• **Instruction**:
Omit the pictures, please, and give each record below again exactly.

(Data entries for graphics)

┄┄┄┄┄┄┄┄┄┄┄┄┄┄┄┄┄┄┄┄

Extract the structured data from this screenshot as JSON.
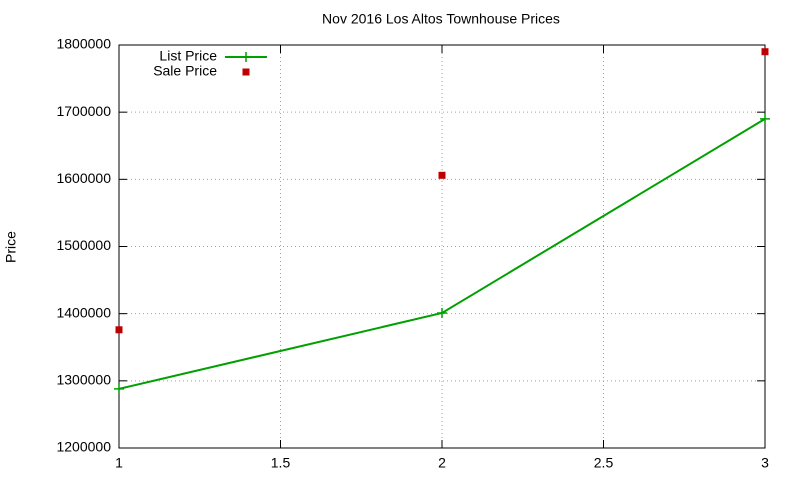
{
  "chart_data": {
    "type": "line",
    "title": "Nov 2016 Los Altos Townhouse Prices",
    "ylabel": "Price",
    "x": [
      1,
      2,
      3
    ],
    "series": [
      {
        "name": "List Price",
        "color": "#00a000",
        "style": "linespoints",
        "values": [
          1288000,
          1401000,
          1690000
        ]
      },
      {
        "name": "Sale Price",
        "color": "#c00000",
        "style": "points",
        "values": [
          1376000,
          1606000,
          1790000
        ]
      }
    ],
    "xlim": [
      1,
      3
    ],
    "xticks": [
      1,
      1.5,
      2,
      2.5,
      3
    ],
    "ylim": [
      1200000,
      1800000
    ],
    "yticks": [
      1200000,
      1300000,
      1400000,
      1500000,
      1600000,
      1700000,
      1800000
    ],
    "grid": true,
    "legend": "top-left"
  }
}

┄┄┄┄┄┄┄┄┄┄┄┄┄┄┄┄┄┄┄┄

• **Correct output**:
Extract the structured data from this screenshot as JSON.
{
  "chart_data": {
    "type": "line",
    "title": "Nov 2016 Los Altos Townhouse Prices",
    "ylabel": "Price",
    "x": [
      1,
      2,
      3
    ],
    "series": [
      {
        "name": "List Price",
        "color": "#00a000",
        "style": "linespoints",
        "values": [
          1288000,
          1401000,
          1690000
        ]
      },
      {
        "name": "Sale Price",
        "color": "#c00000",
        "style": "points",
        "values": [
          1376000,
          1606000,
          1790000
        ]
      }
    ],
    "xlim": [
      1,
      3
    ],
    "xticks": [
      1,
      1.5,
      2,
      2.5,
      3
    ],
    "ylim": [
      1200000,
      1800000
    ],
    "yticks": [
      1200000,
      1300000,
      1400000,
      1500000,
      1600000,
      1700000,
      1800000
    ],
    "grid": true,
    "legend": "top-left"
  }
}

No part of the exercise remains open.